**Work to complete:** From the entries below, please gather each line containing the string "डलपदम".
╭─ Information shown
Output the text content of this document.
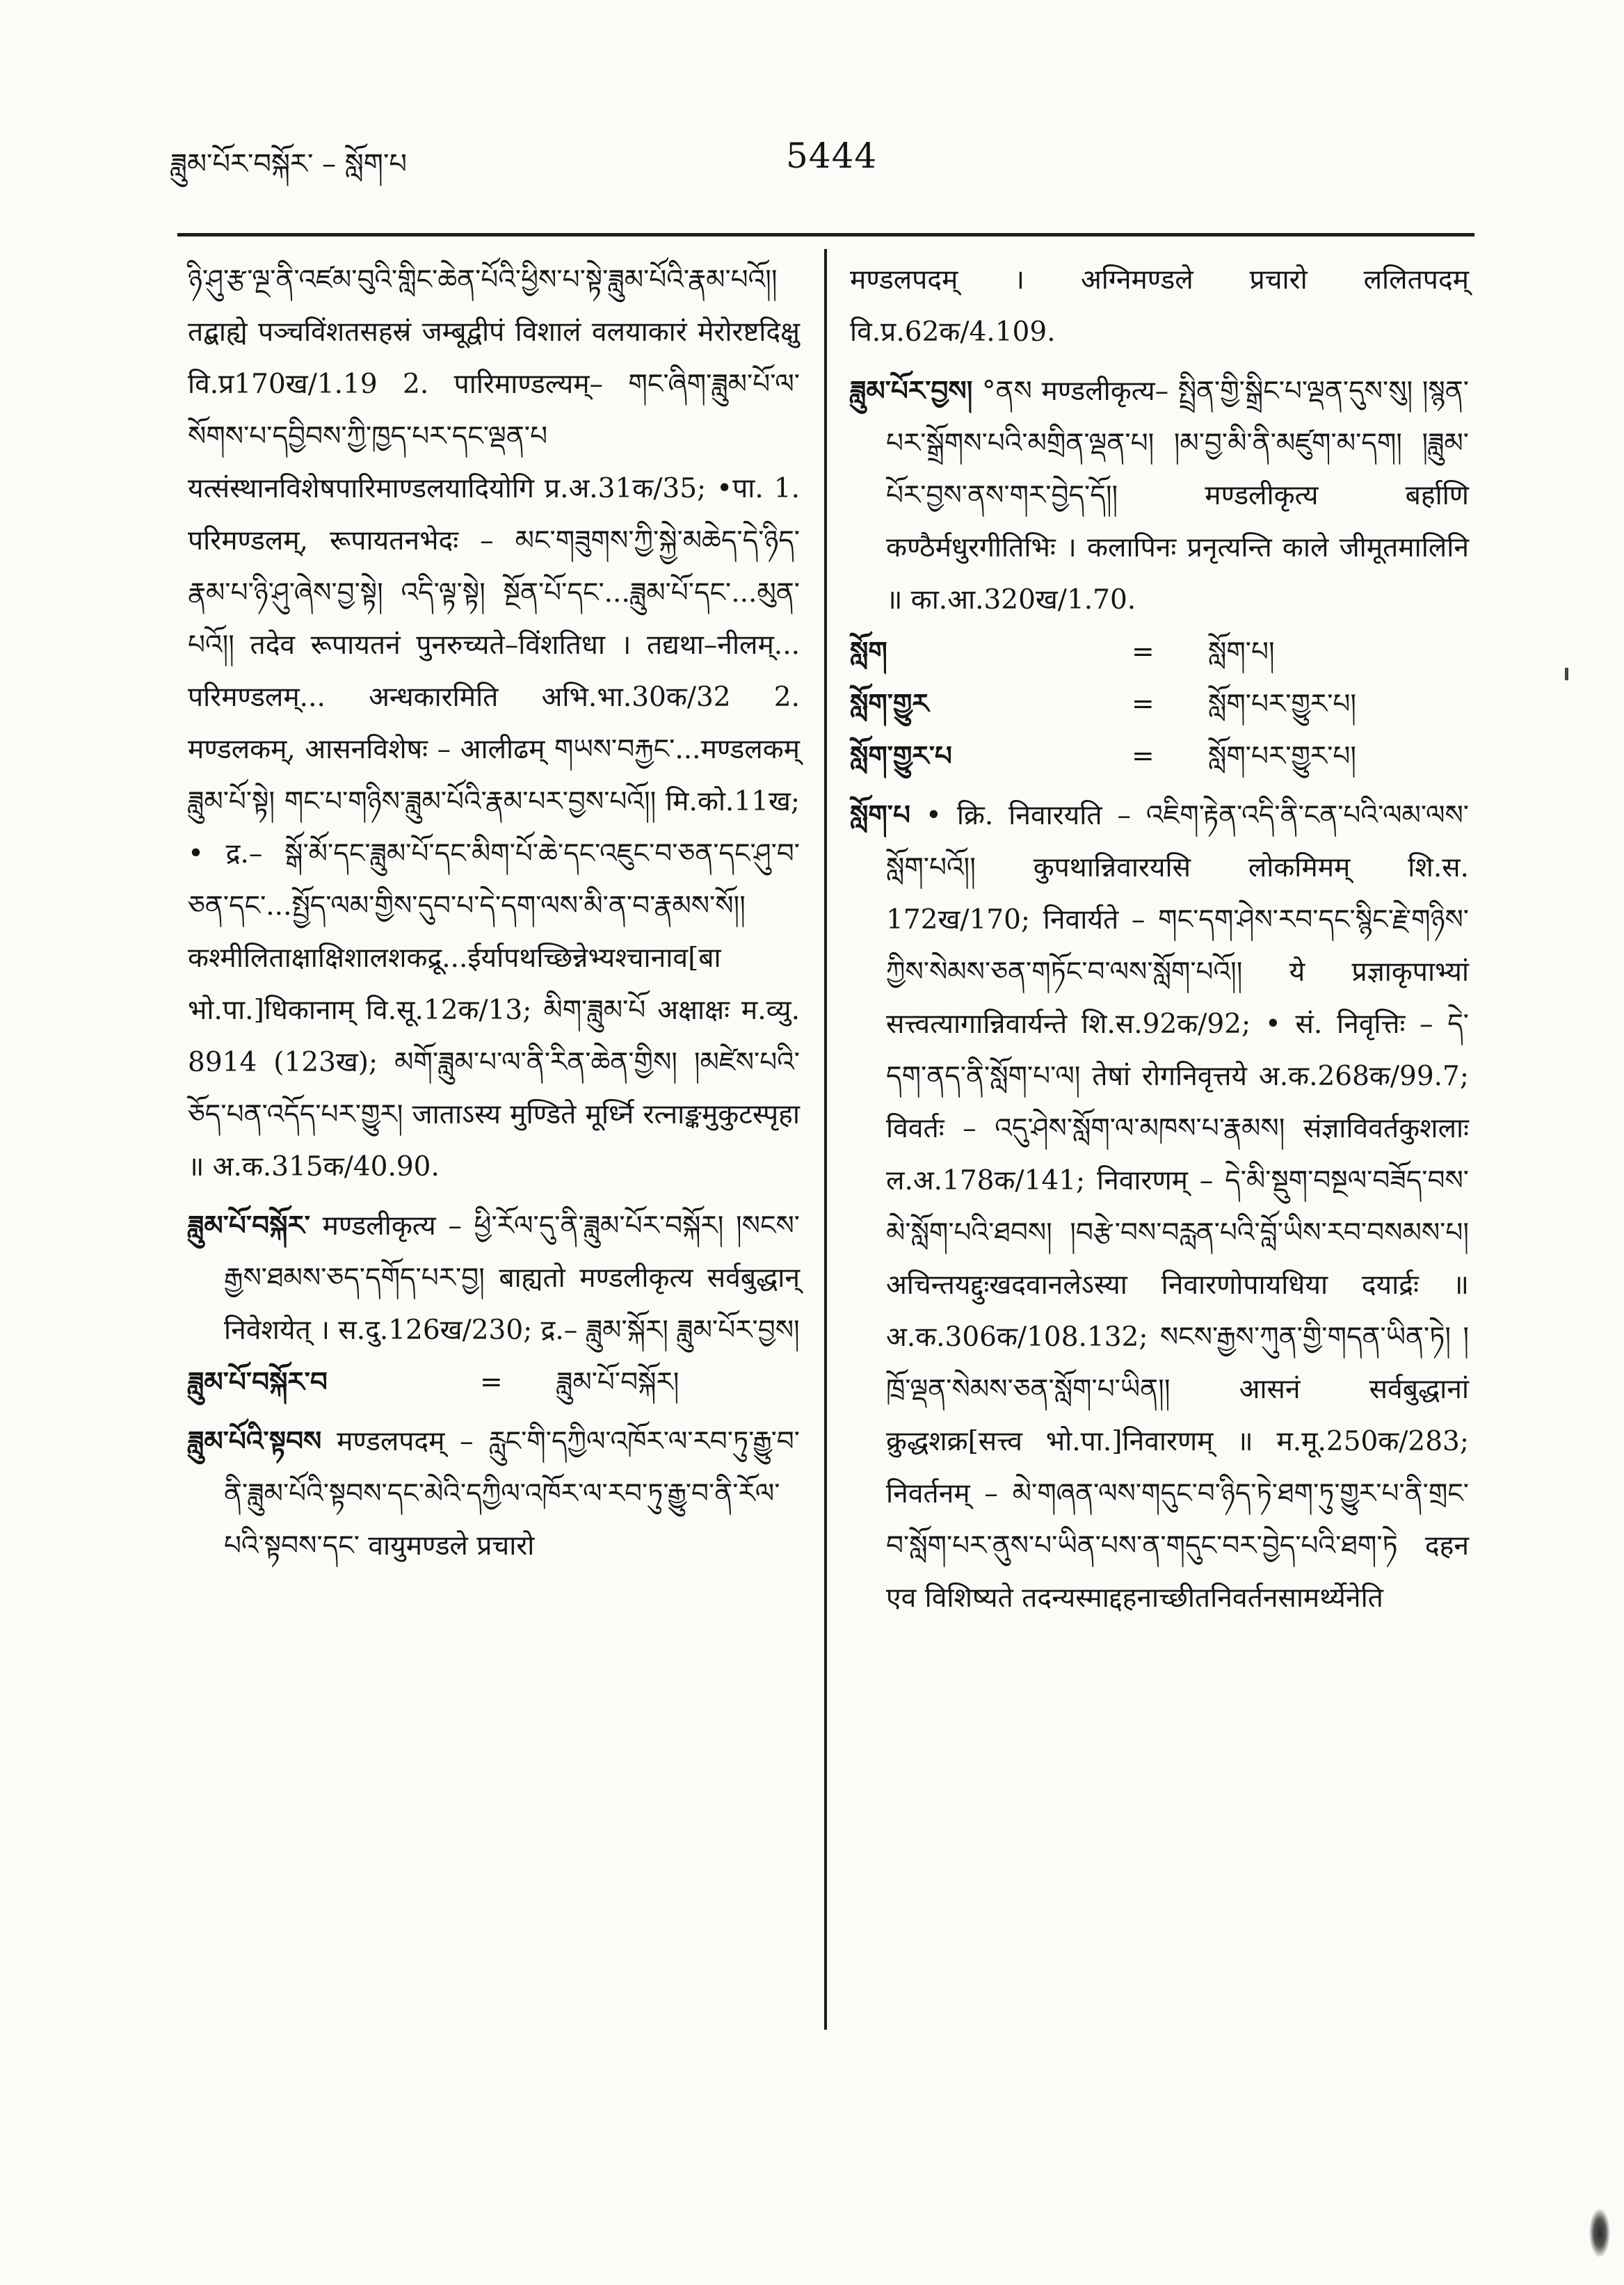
ཟླུམ་པོར་བསྐོར་ – སློག་པ	5444

ཉི་ཤུ་རྩ་ལྔ་ནི་འཛམ་བུའི་གླིང་ཆེན་པོའི་ཕྱིས་པ་སྟེ་ཟླུམ་པོའི་རྣམ་པའོ།། तद्बाह्ये पञ्चविंशतसहस्रं जम्बूद्वीपं विशालं वलयाकारं मेरोरष्टदिक्षु वि.प्र170ख/1.19 2. पारिमाण्डल्यम्– གང་ཞིག་ཟླུམ་པོ་ལ་སོགས་པ་དབྱིབས་ཀྱི་ཁྱད་པར་དང་ལྡན་པ यत्संस्थानविशेषपारिमाण्डलयादियोगि प्र.अ.31क/35; •पा. 1. परिमण्डलम्, रूपायतनभेदः – མང་གཟུགས་ཀྱི་སྐྱེ་མཆེད་དེ་ཉིད་ རྣམ་པ་ཉི་ཤུ་ཞེས་བྱ་སྟེ། འདི་ལྟ་སྟེ། སྔོན་པོ་དང་...ཟླུམ་པོ་དང་...མུན་པའོ།། तदेव रूपायतनं पुनरुच्यते–विंशतिधा । तद्यथा–नीलम्... परिमण्डलम्... अन्धकारमिति अभि.भा.30क/32 2. मण्डलकम्, आसनविशेषः – आलीढम् གཡས་བརྐྱང་...मण्डलकम् ཟླུམ་པོ་སྟེ། གང་པ་གཉིས་ཟླུམ་པོའི་རྣམ་པར་བྱས་པའོ།། मि.को.11ख; • द्र.– སྒོ་མོ་དང་ཟླུམ་པོ་དང་མིག་པོ་ཆེ་དང་འཇུང་བ་ཅན་དང་ཤུ་བ་ཅན་དང་...སྤྱོད་ལམ་གྱིས་དུབ་པ་དེ་དག་ལས་མི་ན་བ་རྣམས་སོ།། कश्मीलिताक्षाक्षिशालशकद्रू...ईर्यापथच्छिन्नेभ्यश्चानाव[बा भो.पा.]धिकानाम् वि.सू.12क/13; མིག་ཟླུམ་པོ अक्षाक्षः म.व्यु. 8914 (123ख); མགོ་ཟླུམ་པ་ལ་ནི་རིན་ཆེན་གྱིས། །མཛེས་པའི་ཅོད་པན་འདོད་པར་གྱུར། जाताऽस्य मुण्डिते मूर्ध्नि रत्नाङ्कमुकुटस्पृहा ॥ अ.क.315क/40.90.

ཟླུམ་པོ་བསྐོར་ मण्डलीकृत्य – ཕྱི་རོལ་དུ་ནི་ཟླུམ་པོར་བསྐོར། །སངས་རྒྱས་ཐམས་ཅད་དགོད་པར་བྱ། बाह्यतो मण्डलीकृत्य सर्वबुद्धान् निवेशयेत् । स.दु.126ख/230; द्र.– ཟླུམ་སྐོར། ཟླུམ་པོར་བྱས།

ཟླུམ་པོ་བསྐོར་བ	=	ཟླུམ་པོ་བསྐོར།

ཟླུམ་པོའི་སྟབས मण्डलपदम् – རླུང་གི་དཀྱིལ་འཁོར་ལ་རབ་ཏུ་རྒྱུ་བ་ནི་ཟླུམ་པོའི་སྟབས་དང་མེའི་དཀྱིལ་འཁོར་ལ་རབ་ཏུ་རྒྱུ་བ་ནི་རོལ་པའི་སྟབས་དང་ वायुमण्डले प्रचारो

मण्डलपदम् । अग्निमण्डले प्रचारो ललितपदम् वि.प्र.62क/4.109.

ཟླུམ་པོར་བྱས། °ནས मण्डलीकृत्य– སྤྲིན་གྱི་སྒྲིང་པ་ལྡན་དུས་སུ། །སྙན་པར་སྒྲོགས་པའི་མགྲིན་ལྡན་པ། །མ་བྱ་མི་ནི་མཛུག་མ་དག། །ཟླུམ་པོར་བྱས་ནས་གར་བྱེད་དོ།། मण्डलीकृत्य बर्हाणि कण्ठैर्मधुरगीतिभिः । कलापिनः प्रनृत्यन्ति काले जीमूतमालिनि ॥ का.आ.320ख/1.70.

སློག	=	སློག་པ།
སློག་གྱུར	=	སློག་པར་གྱུར་པ།
སློག་གྱུར་པ	=	སློག་པར་གྱུར་པ།

སློག་པ • क्रि. निवारयति – འཇིག་རྟེན་འདི་ནི་ངན་པའི་ལམ་ལས་སློག་པའོ།། कुपथान्निवारयसि लोकमिमम् शि.स. 172ख/170; निवार्यते – གང་དག་ཤེས་རབ་དང་སྙིང་རྗེ་གཉིས་ཀྱིས་སེམས་ཅན་གཏོང་བ་ལས་སློག་པའོ།། ये प्रज्ञाकृपाभ्यां सत्त्वत्यागान्निवार्यन्ते शि.स.92क/92; • सं. निवृत्तिः – དེ་དག་ནད་ནི་སློག་པ་ལ། तेषां रोगनिवृत्तये अ.क.268क/99.7; विवर्तः – འདུ་ཤེས་སློག་ལ་མཁས་པ་རྣམས། संज्ञाविवर्तकुशलाः ल.अ.178क/141; निवारणम् – དེ་མི་སྡུག་བསྔལ་བཟོད་བས་མེ་སློག་པའི་ཐབས། །བརྩེ་བས་བརླན་པའི་བློ་ཡིས་རབ་བསམས་པ། अचिन्तयद्दुःखदवानलेऽस्या निवारणोपायधिया दयार्द्रः ॥ अ.क.306क/108.132; སངས་རྒྱས་ཀུན་གྱི་གདན་ཡིན་ཏེ། །ཁྲོ་ལྡན་སེམས་ཅན་སློག་པ་ཡིན།། आसनं सर्वबुद्धानां क्रुद्धशक्र[सत्त्व भो.पा.]निवारणम् ॥ म.मू.250क/283; निवर्तनम् – མེ་གཞན་ལས་གདུང་བ་ཉིད་ཏེ་ཐག་ཏུ་གྱུར་པ་ནི་གྲང་བ་སློག་པར་ནུས་པ་ཡིན་པས་ན་གདུང་བར་བྱེད་པའི་ཐག་ཏེ दहन एव विशिष्यते तदन्यस्माद्दहनाच्छीतनिवर्तनसामर्थ्येनेति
╰─
**Reply to the exercise:**
ཟླུམ་པོའི་སྟབས मण्डलपदम् – རླུང་གི་དཀྱིལ་འཁོར་ལ་རབ་ཏུ་རྒྱུ་བ་ནི་ཟླུམ་པོའི་སྟབས་དང་མེའི་དཀྱིལ་འཁོར་ལ་རབ་ཏུ་རྒྱུ་བ་ནི་རོལ་པའི་སྟབས་དང་ वायुमण्डले प्रचारो
मण्डलपदम् । अग्निमण्डले प्रचारो ललितपदम् वि.प्र.62क/4.109.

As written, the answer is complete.